→ Texte de lecture
►

On peut être contre, dit-il, mais il faut trouver d’autres arguments. En effet, Parizeau ne soulève le véritable défi que dans les deux derniers paragraphes de son texte. L’endettement actuel des pays et des individus ne constitue un problème que si la croissance économique n’y sera pas pour en réduire l’importance relative et fournir une hausse des revenus. Les économistes n’en parlent tout simplement pas, mais tout indique que la croissance connue par les pays riches depuis la Deuxième Guerre mondiale est presque terminée. C’est clairement la tendance au Canada et au Québec, comme le montre la figure. Tim Morgan, analyste d’une firme d’investissement de la City de Londres, suggère que, selon une comptabilité raisonnable, elle est déjà terminée, et cela depuis longtemps.
Dans mon dernier article, j’ai commenté la préoccupation des économistes (et d’autres) face à la situation au Japon (et on peut y ajouter l’Europe), qui n’arrive pas à relancer son économie . Ce qui est fascinant dans le débat, étendu à l’ensemble des pays riches (pour les pays pauvres, c’est un débat différent), c’est que les économistes se montrent incapables d’intégrer les facteurs sociaux et environnementaux dans leur vision de l’avenir, voire du présent. Le niveau de vie, et de consommation de ressources, au sein de ces pays riches est sans précédent dans l’histoire de l’humanité. Également sans précédent est la capacité de l’humanité d’influer, aujourd’hui, sur le fonctionnement des écosystèmes planétaires, alors que dans le passé les activités et les effondrements des sociétés étaient restreints à ces sociétés, assez localisées dans l’espace et dans le temps.

◄

(Entrées de données)
►

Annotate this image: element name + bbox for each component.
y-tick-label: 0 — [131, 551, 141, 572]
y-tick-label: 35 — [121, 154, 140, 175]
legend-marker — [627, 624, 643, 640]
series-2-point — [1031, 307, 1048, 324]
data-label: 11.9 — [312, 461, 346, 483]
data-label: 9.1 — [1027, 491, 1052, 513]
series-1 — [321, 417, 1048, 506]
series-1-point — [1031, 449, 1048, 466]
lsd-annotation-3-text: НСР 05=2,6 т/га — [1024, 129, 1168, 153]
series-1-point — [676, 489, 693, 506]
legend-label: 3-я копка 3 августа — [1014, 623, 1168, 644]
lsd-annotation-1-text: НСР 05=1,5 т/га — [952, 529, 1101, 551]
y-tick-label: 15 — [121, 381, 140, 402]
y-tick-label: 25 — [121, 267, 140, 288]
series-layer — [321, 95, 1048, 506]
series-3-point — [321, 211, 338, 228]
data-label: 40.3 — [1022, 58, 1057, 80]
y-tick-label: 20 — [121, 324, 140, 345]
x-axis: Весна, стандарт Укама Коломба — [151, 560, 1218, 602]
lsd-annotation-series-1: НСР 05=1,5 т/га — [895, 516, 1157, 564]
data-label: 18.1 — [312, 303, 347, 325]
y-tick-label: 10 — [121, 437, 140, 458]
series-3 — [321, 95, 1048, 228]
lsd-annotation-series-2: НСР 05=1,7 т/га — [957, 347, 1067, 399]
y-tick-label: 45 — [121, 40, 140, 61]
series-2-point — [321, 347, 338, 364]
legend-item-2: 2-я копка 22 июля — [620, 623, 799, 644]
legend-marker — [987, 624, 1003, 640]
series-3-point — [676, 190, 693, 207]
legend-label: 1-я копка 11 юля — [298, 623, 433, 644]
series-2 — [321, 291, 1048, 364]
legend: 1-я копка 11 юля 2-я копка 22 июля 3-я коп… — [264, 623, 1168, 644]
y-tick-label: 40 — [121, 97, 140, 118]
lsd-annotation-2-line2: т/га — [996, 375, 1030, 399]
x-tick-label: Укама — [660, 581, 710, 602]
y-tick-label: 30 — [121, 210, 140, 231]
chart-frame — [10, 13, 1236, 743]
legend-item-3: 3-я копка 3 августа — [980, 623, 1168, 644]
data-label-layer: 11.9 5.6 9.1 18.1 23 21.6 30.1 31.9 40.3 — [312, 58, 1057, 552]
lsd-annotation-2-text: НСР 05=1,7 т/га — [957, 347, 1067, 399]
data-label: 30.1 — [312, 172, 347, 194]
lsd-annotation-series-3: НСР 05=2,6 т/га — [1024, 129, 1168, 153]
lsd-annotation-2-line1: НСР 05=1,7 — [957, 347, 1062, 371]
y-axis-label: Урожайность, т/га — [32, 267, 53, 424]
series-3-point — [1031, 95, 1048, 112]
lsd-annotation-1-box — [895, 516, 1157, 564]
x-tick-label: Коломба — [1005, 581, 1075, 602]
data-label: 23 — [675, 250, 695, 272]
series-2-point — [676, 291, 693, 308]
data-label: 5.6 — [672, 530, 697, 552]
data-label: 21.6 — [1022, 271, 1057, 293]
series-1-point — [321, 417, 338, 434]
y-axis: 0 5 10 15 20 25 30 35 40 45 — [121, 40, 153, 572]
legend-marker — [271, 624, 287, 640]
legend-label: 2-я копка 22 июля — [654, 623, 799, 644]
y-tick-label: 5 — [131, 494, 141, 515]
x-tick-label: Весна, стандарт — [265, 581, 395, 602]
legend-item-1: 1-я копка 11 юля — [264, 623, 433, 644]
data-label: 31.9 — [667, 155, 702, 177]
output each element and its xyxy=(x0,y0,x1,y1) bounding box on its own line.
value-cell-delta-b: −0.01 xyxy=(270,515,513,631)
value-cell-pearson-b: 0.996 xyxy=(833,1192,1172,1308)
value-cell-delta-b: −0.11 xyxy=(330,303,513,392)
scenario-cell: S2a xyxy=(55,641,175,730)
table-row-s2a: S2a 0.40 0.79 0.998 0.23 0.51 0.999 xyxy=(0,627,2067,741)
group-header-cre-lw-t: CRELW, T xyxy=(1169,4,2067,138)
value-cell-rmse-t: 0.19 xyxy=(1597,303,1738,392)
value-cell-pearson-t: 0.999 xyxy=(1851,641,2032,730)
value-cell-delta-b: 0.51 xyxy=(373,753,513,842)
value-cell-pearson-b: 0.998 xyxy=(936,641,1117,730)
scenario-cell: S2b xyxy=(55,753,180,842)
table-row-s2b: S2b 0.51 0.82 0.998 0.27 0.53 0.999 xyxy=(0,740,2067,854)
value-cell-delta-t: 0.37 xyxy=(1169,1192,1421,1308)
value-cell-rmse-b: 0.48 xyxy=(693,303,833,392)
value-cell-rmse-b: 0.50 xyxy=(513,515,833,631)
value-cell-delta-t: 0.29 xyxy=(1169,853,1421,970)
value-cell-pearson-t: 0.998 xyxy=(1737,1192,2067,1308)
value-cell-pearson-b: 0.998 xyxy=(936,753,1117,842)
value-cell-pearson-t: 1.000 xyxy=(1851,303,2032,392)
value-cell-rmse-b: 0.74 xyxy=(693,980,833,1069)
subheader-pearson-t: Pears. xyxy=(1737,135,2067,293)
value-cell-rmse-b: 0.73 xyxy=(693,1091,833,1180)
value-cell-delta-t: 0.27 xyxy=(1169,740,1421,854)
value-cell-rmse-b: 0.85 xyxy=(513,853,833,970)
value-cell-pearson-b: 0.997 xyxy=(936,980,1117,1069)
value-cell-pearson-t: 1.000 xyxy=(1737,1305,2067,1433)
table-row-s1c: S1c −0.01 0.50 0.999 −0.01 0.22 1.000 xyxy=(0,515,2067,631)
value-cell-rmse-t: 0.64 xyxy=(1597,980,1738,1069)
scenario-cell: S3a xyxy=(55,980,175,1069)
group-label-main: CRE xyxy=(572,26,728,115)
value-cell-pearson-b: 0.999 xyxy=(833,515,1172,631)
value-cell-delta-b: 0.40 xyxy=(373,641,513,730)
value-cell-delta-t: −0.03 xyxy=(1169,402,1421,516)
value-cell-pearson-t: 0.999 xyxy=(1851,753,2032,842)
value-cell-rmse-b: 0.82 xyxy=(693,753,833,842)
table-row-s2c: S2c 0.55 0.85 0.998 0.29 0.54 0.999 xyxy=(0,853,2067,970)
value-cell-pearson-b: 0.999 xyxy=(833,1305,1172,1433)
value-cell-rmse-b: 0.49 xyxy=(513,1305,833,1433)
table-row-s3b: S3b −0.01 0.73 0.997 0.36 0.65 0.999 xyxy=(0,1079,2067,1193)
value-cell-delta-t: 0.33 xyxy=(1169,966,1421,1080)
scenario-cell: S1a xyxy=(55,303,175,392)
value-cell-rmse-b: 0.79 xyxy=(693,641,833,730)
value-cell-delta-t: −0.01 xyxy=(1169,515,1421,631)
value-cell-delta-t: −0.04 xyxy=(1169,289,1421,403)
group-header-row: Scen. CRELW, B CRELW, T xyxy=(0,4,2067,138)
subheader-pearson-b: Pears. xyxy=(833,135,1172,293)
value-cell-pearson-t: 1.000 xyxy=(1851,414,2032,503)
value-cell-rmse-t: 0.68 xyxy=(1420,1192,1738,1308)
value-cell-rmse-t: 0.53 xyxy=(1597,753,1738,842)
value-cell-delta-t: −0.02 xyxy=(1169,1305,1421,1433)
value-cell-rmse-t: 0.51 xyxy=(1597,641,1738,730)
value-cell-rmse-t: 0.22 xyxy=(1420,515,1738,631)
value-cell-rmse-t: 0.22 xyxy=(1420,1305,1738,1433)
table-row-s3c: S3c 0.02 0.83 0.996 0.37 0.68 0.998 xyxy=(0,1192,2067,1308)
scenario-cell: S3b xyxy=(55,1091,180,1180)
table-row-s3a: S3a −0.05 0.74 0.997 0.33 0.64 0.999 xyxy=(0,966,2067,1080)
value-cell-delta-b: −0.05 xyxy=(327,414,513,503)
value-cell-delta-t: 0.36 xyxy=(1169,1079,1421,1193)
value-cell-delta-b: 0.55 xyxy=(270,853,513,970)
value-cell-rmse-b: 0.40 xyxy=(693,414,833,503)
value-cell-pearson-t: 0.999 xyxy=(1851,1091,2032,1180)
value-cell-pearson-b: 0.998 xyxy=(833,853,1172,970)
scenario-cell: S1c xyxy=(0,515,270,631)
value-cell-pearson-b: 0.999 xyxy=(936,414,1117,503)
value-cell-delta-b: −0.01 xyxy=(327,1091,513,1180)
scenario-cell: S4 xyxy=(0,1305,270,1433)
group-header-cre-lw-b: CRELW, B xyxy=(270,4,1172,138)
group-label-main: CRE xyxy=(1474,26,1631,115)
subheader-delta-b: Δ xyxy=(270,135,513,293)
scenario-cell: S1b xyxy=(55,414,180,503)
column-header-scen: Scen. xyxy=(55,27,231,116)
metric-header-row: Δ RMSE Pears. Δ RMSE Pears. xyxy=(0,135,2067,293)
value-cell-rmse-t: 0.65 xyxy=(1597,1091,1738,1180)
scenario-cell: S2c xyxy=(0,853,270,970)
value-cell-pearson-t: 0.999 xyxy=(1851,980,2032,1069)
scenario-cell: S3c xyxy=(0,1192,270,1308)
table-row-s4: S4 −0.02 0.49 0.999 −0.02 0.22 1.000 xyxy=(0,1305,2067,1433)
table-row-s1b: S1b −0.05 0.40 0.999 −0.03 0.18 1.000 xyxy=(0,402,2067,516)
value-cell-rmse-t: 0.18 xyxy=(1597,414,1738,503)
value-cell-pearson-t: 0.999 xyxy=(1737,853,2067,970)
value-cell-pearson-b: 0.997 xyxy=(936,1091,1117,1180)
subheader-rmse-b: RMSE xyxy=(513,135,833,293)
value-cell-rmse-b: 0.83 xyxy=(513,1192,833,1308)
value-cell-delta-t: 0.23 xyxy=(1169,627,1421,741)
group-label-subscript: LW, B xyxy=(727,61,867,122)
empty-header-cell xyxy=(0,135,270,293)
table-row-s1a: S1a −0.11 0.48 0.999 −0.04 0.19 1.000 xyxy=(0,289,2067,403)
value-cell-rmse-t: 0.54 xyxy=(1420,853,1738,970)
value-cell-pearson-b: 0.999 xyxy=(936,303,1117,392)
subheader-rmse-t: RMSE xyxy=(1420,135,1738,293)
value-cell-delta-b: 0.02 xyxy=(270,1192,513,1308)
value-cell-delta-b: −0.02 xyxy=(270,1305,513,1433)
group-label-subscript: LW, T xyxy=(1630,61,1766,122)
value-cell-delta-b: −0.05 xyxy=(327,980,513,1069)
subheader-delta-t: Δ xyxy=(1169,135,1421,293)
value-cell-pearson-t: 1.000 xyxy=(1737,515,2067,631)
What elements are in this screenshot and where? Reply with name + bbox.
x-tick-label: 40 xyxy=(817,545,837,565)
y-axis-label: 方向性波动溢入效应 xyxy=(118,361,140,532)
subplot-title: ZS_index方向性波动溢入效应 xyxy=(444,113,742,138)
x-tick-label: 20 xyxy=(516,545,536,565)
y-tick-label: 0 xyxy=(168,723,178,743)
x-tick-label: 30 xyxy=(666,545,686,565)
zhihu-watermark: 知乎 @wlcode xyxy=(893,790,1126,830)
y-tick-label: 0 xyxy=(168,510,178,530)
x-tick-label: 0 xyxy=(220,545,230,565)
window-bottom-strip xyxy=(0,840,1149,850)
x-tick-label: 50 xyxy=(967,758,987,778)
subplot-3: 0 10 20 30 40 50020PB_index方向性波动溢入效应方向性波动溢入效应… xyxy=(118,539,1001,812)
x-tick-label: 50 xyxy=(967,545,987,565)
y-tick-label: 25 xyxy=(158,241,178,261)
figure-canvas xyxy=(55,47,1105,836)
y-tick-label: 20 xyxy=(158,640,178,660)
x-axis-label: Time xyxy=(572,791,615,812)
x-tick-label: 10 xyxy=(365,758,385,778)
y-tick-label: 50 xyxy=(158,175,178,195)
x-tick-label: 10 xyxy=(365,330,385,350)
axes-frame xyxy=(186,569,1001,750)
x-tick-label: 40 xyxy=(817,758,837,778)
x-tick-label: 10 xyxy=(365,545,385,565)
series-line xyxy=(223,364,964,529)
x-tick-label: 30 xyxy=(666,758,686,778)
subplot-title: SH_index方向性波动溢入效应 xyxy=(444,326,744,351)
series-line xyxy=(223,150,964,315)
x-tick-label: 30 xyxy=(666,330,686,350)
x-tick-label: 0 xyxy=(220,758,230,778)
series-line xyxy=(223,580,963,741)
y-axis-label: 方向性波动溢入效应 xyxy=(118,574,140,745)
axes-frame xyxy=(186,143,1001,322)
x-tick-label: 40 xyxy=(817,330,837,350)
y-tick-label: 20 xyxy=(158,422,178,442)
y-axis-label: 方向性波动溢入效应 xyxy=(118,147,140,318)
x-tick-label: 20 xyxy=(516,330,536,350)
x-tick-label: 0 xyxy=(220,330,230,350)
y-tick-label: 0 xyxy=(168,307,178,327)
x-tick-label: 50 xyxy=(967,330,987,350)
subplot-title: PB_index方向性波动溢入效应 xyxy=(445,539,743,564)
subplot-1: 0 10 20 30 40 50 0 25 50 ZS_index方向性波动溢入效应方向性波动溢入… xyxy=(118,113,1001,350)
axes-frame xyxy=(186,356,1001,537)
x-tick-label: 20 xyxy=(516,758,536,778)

◄

→ Consigne donnée A
Renommez « économistes » en « experts » dans le texte sur la croissance, puis recopiez le passage allant de « Dans mon dernier » jusqu'à « dans le temps. » inclus.
→ Consigne donnée B
Poursuivez, s'il vous plaît, le texte sur la croissance à partir de sa dernière phrase.
Les entrées de données forment un ensemble à part, indépendant du texte sur la croissance.

→ Corrigé A
Dans mon dernier article, j’ai commenté la préoccupation des experts (et d’autres) face à la situation au Japon (et on peut y ajouter l’Europe), qui n’arrive pas à relancer son économie . Ce qui est fascinant dans le débat, étendu à l’ensemble des pays riches (pour les pays pauvres, c’est un débat différent), c’est que les experts se montrent incapables d’intégrer les facteurs sociaux et environnementaux dans leur vision de l’avenir, voire du présent. Le niveau de vie, et de consommation de ressources, au sein de ces pays riches est sans précédent dans l’histoire de l’humanité. Également sans précédent est la capacité de l’humanité d’influer, aujourd’hui, sur le fonctionnement des écosystèmes planétaires, alors que dans le passé les activités et les effondrements des sociétés étaient restreints à ces sociétés, assez localisées dans l’espace et dans le temps.

→ Corrigé B
L’argument qui ne vient pas à l’esprit de Parizeau – ni à bon nombre d’entre nous – est que les sociétés riches sont déjà trop riches, que leur niveau de «richesse» a déjà entraîné une dégradation des écosystèmes planétaires qui donne toutes les indications d’être irréversible. Notre endettement ne se paiera pas par la croissance, qui ne reprendra vraisemblablement pas. Il est fort à parier qu’il ne se paiera pas, tout simplement.
Reste donc la préoccupation du lecteur du Devoir, qui pense que le coût du service de la dette de 8,6% des dépenses publiques «n’est pas dramatique». Ce coût est le reflet de taux d’intérêt historiquement bas à l’heure actuelle, et la raison de cela est que les banques centrales maintiennent leur taux bas dans un effort de stimuler une reprise, un retour de la croissance et des revenus en hausse pour les gouvernements. J’en parle autrement dans mon dernier article : si la croissance reprend et les taux d’intérêt augmentent, la part du service de la dette dans les dépenses du gouvernement augmentera aussi – à moins que la hausse des revenus soit plus importante que la hausse du coût du service de la dette, et à moins que l’effondrement des systèmes ne soit pas déjà en cours pour rendre illusoire et finalement dévastatrice cette croissance.
Dans un autre registre, la réaction à l’intervention de Parizeau par Françoise David de Québec solidaire semble préciser des ambiguïtés dans le Plan Vert de QS, qui vise à «transformer l’économie». Quitte à suivre d’autres interventions, il est à craindre que QS est sur la même page que l’ancien Premier ministre. Pour QS, il ne s’agit plus «de la croissance pour la croissance, mais bien de se servir de l’économie pour bâtir le Québec qu’on veut : un Québec vert, solidaire et démocratique» – mais de la croissance quand même. Il est à espérer que QS continue à évoluer dans sa réflexion, assez bien amorcée pendant la campagne électorale de l’an dernier.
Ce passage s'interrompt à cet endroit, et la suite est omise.